Copy the part of the data that opens with the line containing "642, 223, 661]" and closes with the line containing "229, 859, 248]", replacing "colorbar-tick-label" with "scale-tick-label" and leaving everything else unchanged.

(Element placement data)
+===+

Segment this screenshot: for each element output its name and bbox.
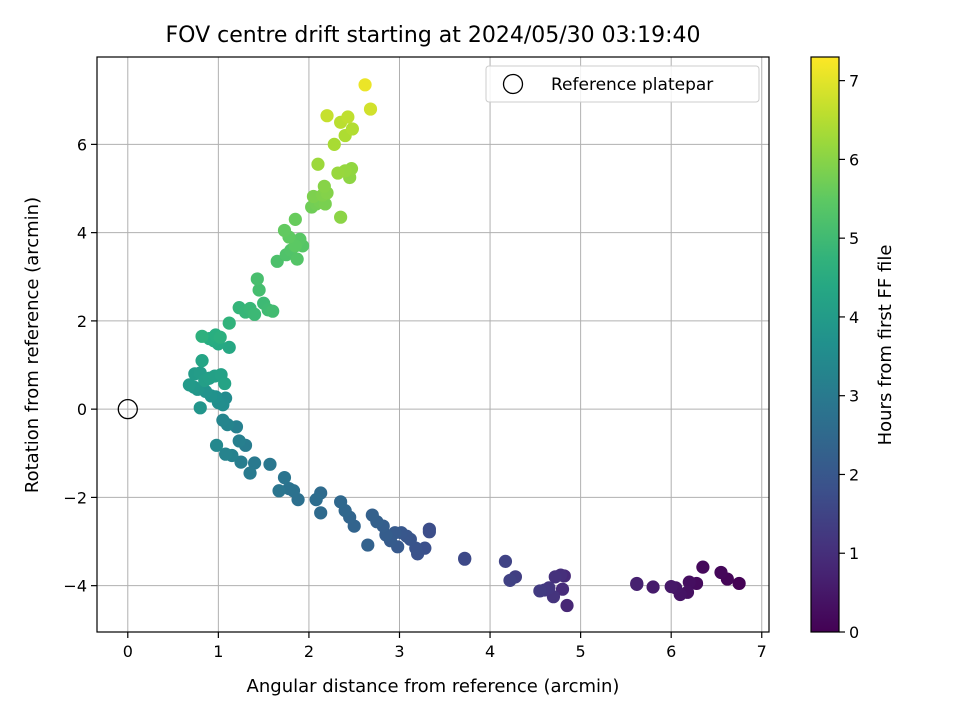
x-tick-label-1: 1	[213, 642, 223, 661]
data-point-96	[247, 307, 262, 321]
x-tick-label-2: 2	[304, 642, 314, 661]
x-axis-ticks: 0 1 2 3 4 5 6 7	[123, 632, 767, 661]
colorbar-gradient	[810, 56, 840, 633]
colorbar-tick-label-3: 3	[849, 387, 859, 406]
colorbar-tick-label-5: 5	[849, 229, 859, 248]
colorbar-label: Hours from first FF file	[875, 245, 896, 446]
x-tick-label-5: 5	[576, 642, 586, 661]
data-points	[182, 78, 746, 613]
y-tick-label-4: 4	[77, 224, 87, 243]
data-point-2	[714, 565, 728, 580]
y-tick-label-1: −2	[63, 488, 87, 507]
y-axis-label: Rotation from reference (arcmin)	[22, 197, 43, 493]
legend-box	[485, 65, 760, 103]
data-point-130	[341, 110, 355, 124]
data-point-10	[646, 580, 660, 594]
data-point-105	[290, 252, 304, 266]
data-point-15	[555, 582, 570, 596]
data-point-47	[314, 506, 328, 520]
data-point-0	[732, 576, 746, 591]
reference-platepar-marker	[117, 398, 138, 420]
x-tick-label-6: 6	[666, 642, 676, 661]
x-tick-label-0: 0	[123, 642, 133, 661]
data-point-57	[243, 466, 257, 480]
data-point-90	[213, 330, 227, 344]
data-point-60	[232, 434, 246, 448]
data-point-101	[250, 272, 264, 286]
data-point-56	[247, 456, 262, 470]
data-point-131	[320, 109, 334, 123]
data-point-26	[458, 552, 472, 566]
colorbar-tick-label-0: 0	[849, 623, 859, 642]
y-axis-ticks: −4 −2 0 2 4 6	[63, 135, 97, 596]
data-point-126	[327, 137, 341, 151]
data-point-24	[498, 554, 513, 568]
data-point-66	[209, 438, 224, 452]
colorbar-ticks: 0 1 2 3 4 5 6 7	[839, 72, 859, 642]
data-point-111	[288, 212, 302, 226]
data-point-59	[234, 455, 248, 469]
x-axis-label: Angular distance from reference (arcmin)	[247, 676, 620, 697]
legend-reference-marker	[502, 73, 524, 95]
data-point-102	[270, 254, 284, 268]
data-point-85	[222, 340, 236, 354]
data-point-133	[358, 78, 372, 92]
data-point-91	[195, 329, 209, 343]
x-tick-label-7: 7	[757, 642, 767, 661]
data-point-17	[548, 570, 562, 584]
grid-lines	[97, 57, 769, 632]
y-tick-label-5: 6	[77, 135, 87, 154]
data-point-12	[630, 577, 644, 591]
chart-title: FOV centre drift starting at 2024/05/30 …	[166, 23, 701, 48]
data-point-21	[533, 584, 547, 598]
y-tick-label-3: 2	[77, 312, 87, 331]
x-tick-label-3: 3	[394, 642, 404, 661]
data-point-110	[277, 223, 292, 238]
data-point-41	[365, 508, 379, 522]
data-point-124	[331, 166, 345, 180]
y-tick-label-2: 0	[77, 400, 87, 419]
colorbar-tick-label-7: 7	[849, 72, 859, 91]
data-point-46	[334, 495, 348, 509]
data-point-53	[277, 470, 292, 485]
data-point-42	[361, 538, 375, 552]
data-point-128	[345, 122, 359, 136]
data-point-119	[317, 179, 331, 193]
data-point-125	[311, 157, 325, 171]
data-point-49	[309, 493, 323, 507]
data-point-9	[664, 579, 678, 594]
data-point-3	[696, 560, 710, 574]
data-point-99	[266, 304, 280, 318]
data-point-73	[193, 401, 207, 415]
legend-reference-label: Reference platepar	[551, 75, 713, 95]
colorbar-tick-label-1: 1	[849, 544, 859, 563]
data-point-52	[282, 481, 296, 496]
data-point-13	[560, 598, 574, 613]
data-point-100	[252, 283, 266, 297]
data-point-55	[263, 457, 277, 471]
colorbar-tick-label-6: 6	[849, 150, 859, 169]
data-point-23	[503, 573, 517, 587]
data-point-92	[222, 316, 236, 330]
data-point-63	[219, 447, 233, 461]
x-tick-label-4: 4	[485, 642, 495, 661]
colorbar-tick-label-2: 2	[849, 465, 859, 484]
y-tick-label-0: −4	[63, 577, 87, 596]
data-point-84	[195, 354, 209, 368]
data-point-132	[363, 102, 378, 116]
data-point-76	[182, 378, 196, 392]
data-point-65	[216, 413, 230, 427]
data-point-83	[218, 376, 232, 391]
plot-frame	[96, 56, 770, 633]
colorbar-tick-label-4: 4	[849, 308, 859, 327]
data-point-28	[422, 525, 436, 539]
data-point-5	[682, 575, 696, 589]
colorbar: 0 1 2 3 4 5 6 7 Hours from first FF file	[810, 56, 896, 642]
legend: Reference platepar	[485, 65, 760, 103]
data-point-120	[334, 210, 348, 224]
data-point-54	[272, 484, 286, 498]
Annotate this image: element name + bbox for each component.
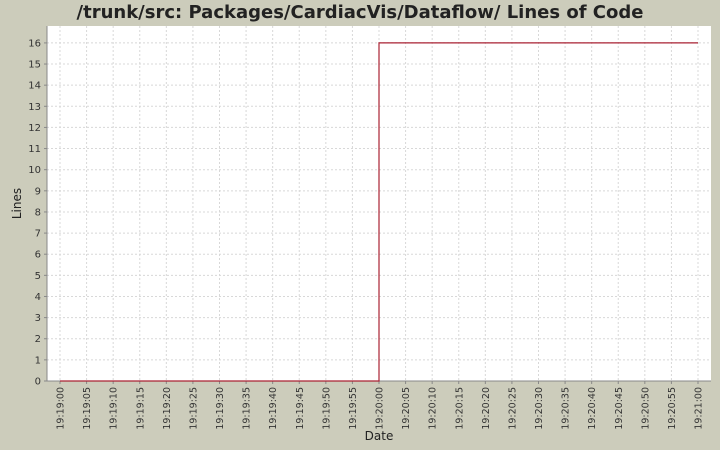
y-axis-title: Lines	[10, 188, 24, 219]
y-tick-label: 4	[35, 292, 41, 303]
x-tick-label: 19:19:50	[321, 387, 332, 430]
y-tick-label: 11	[28, 144, 41, 155]
x-tick-label: 19:20:25	[507, 387, 518, 430]
x-tick-label: 19:21:00	[694, 387, 705, 430]
x-tick-label: 19:19:00	[56, 387, 67, 430]
x-tick-label: 19:19:45	[295, 387, 306, 430]
x-tick-label: 19:20:10	[428, 387, 439, 430]
y-tick-label: 9	[35, 186, 41, 197]
x-tick-label: 19:20:50	[640, 387, 651, 430]
y-tick-label: 3	[35, 313, 41, 324]
y-tick-label: 10	[28, 165, 41, 176]
series-line	[60, 42, 698, 382]
y-tick-label: 0	[35, 377, 41, 388]
x-tick-label: 19:20:35	[561, 387, 572, 430]
x-tick-label: 19:20:05	[401, 387, 412, 430]
y-tick-label: 14	[28, 81, 41, 92]
x-tick-label: 19:19:10	[109, 387, 120, 430]
x-tick-label: 19:20:00	[375, 387, 386, 430]
y-tick-label: 8	[35, 207, 41, 218]
x-tick-label: 19:20:40	[587, 387, 598, 430]
x-axis-title: Date	[365, 429, 394, 443]
x-tick-label: 19:20:20	[481, 387, 492, 430]
x-tick-label: 19:19:30	[215, 387, 226, 430]
y-tick-label: 13	[28, 102, 41, 113]
y-tick-label: 2	[35, 334, 41, 345]
x-tick-label: 19:20:15	[454, 387, 465, 430]
x-tick-label: 19:19:40	[268, 387, 279, 430]
y-tick-label: 6	[35, 250, 41, 261]
x-tick-label: 19:20:55	[667, 387, 678, 430]
x-tick-label: 19:19:25	[188, 387, 199, 430]
x-tick-label: 19:19:05	[82, 387, 93, 430]
x-tick-label: 19:19:55	[348, 387, 359, 430]
y-tick-label: 5	[35, 271, 41, 282]
y-tick-label: 12	[28, 123, 41, 134]
y-tick-label: 16	[28, 38, 41, 49]
x-tick-label: 19:20:30	[534, 387, 545, 430]
x-tick-label: 19:20:45	[614, 387, 625, 430]
y-tick-label: 15	[28, 60, 41, 71]
x-tick-label: 19:19:15	[135, 387, 146, 430]
y-tick-label: 1	[35, 355, 41, 366]
x-tick-label: 19:19:35	[242, 387, 253, 430]
chart-title: /trunk/src: Packages/CardiacVis/Dataflow…	[76, 2, 644, 23]
x-tick-label: 19:19:20	[162, 387, 173, 430]
y-tick-label: 7	[35, 229, 41, 240]
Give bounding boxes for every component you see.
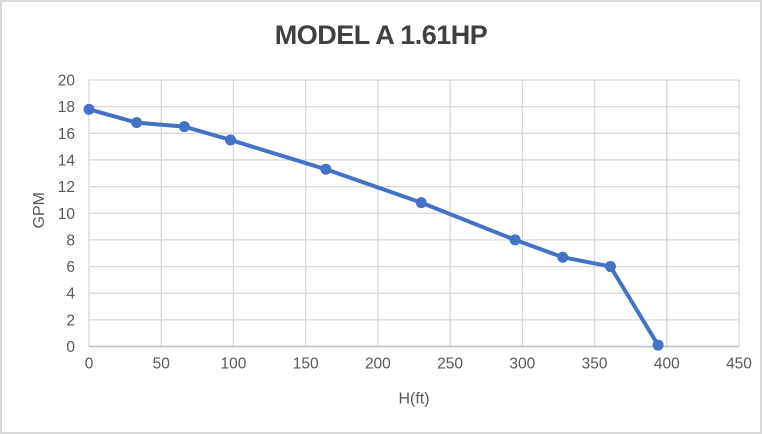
x-tick-label: 350	[582, 356, 608, 373]
x-tick-label: 300	[509, 356, 535, 373]
y-tick-label: 0	[66, 339, 75, 356]
y-tick-label: 2	[66, 312, 75, 329]
y-tick-label: 20	[58, 73, 76, 90]
y-axis-title: GPM	[31, 192, 48, 228]
y-tick-label: 10	[58, 206, 76, 223]
chart-title: MODEL A 1.61HP	[274, 20, 488, 50]
x-tick-label: 200	[365, 356, 391, 373]
data-point	[320, 163, 332, 175]
data-point	[131, 117, 143, 129]
data-point	[83, 103, 95, 115]
x-tick-label: 250	[437, 356, 463, 373]
x-tick-label: 450	[726, 356, 752, 373]
x-tick-label: 150	[293, 356, 319, 373]
y-tick-label: 6	[66, 259, 75, 276]
data-point	[604, 261, 616, 273]
data-point	[509, 234, 521, 246]
series-line	[87, 107, 661, 348]
y-tick-label: 16	[58, 126, 75, 143]
x-axis-title: H(ft)	[398, 391, 429, 408]
y-tick-label: 18	[58, 99, 75, 116]
x-tick-label: 0	[85, 356, 94, 373]
x-tick-label: 100	[221, 356, 247, 373]
x-tick-label: 400	[654, 356, 680, 373]
data-point	[415, 197, 427, 209]
y-tick-label: 4	[66, 286, 75, 303]
y-tick-label: 14	[58, 152, 76, 169]
x-tick-label: 50	[153, 356, 171, 373]
data-point	[225, 134, 237, 146]
y-tick-label: 8	[66, 232, 75, 249]
y-tick-label: 12	[58, 179, 75, 196]
data-point	[557, 251, 569, 263]
data-point	[652, 339, 664, 351]
data-point	[178, 121, 190, 133]
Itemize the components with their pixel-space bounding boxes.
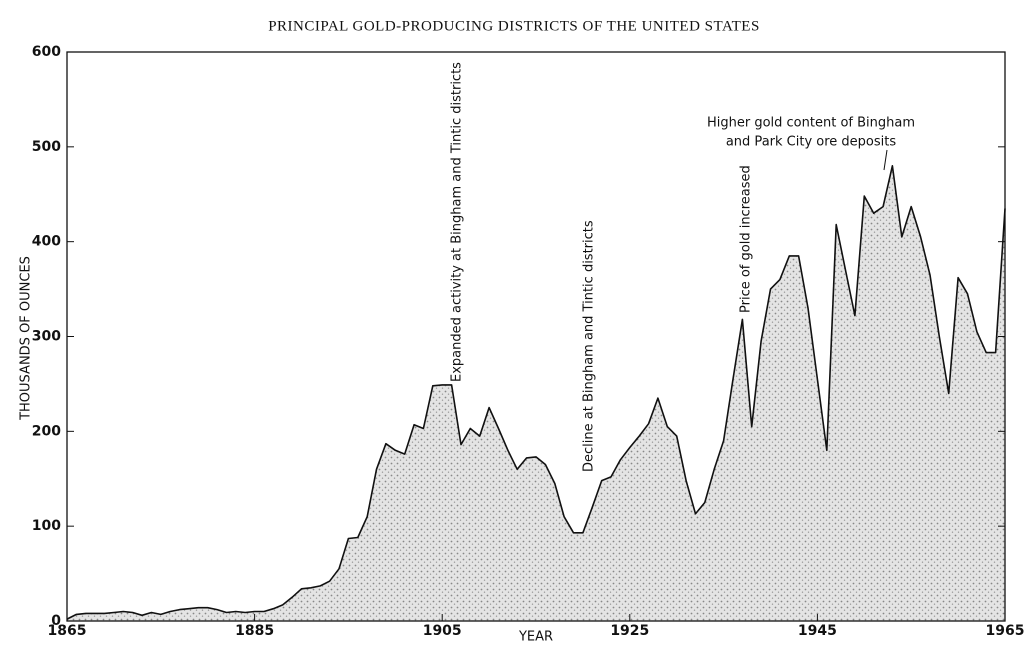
x-tick-label: 1865 [48,623,87,639]
y-tick-label: 0 [51,613,61,629]
annotation: Higher gold content of Bingham [707,116,915,131]
annotation: Decline at Bingham and Tintic districts [582,220,597,472]
annotation: Price of gold increased [739,165,754,313]
x-tick-label: 1965 [986,623,1024,639]
y-tick-label: 600 [32,44,61,60]
x-tick-label: 1905 [423,623,462,639]
annotation: Expanded activity at Bingham and Tintic … [450,62,465,382]
y-tick-label: 300 [32,329,61,345]
annotation-leader [883,149,888,171]
x-tick-label: 1885 [235,623,274,639]
x-axis-label: YEAR [518,630,553,645]
line [66,165,1006,620]
area [67,165,1005,622]
y-tick-label: 400 [32,234,61,250]
y-tick-label: 100 [32,518,61,534]
x-tick-label: 1925 [610,623,649,639]
annotation: and Park City ore deposits [726,135,897,150]
x-tick-label: 1945 [798,623,837,639]
y-tick-label: 500 [32,139,61,155]
y-tick-label: 200 [32,423,61,439]
y-axis-label: THOUSANDS OF OUNCES [19,256,34,421]
chart-title: PRINCIPAL GOLD-PRODUCING DISTRICTS OF TH… [268,18,760,34]
plot-area [66,165,1006,622]
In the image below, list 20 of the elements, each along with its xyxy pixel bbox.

+===+

*Solution for this problem:*
x-tick-label-1: 1	[213, 642, 223, 661]
data-point-96	[247, 307, 262, 321]
x-tick-label-2: 2	[304, 642, 314, 661]
x-axis-ticks: 0 1 2 3 4 5 6 7	[123, 632, 767, 661]
colorbar-gradient	[810, 56, 840, 633]
scale-tick-label-3: 3	[849, 387, 859, 406]
scale-tick-label-5: 5	[849, 229, 859, 248]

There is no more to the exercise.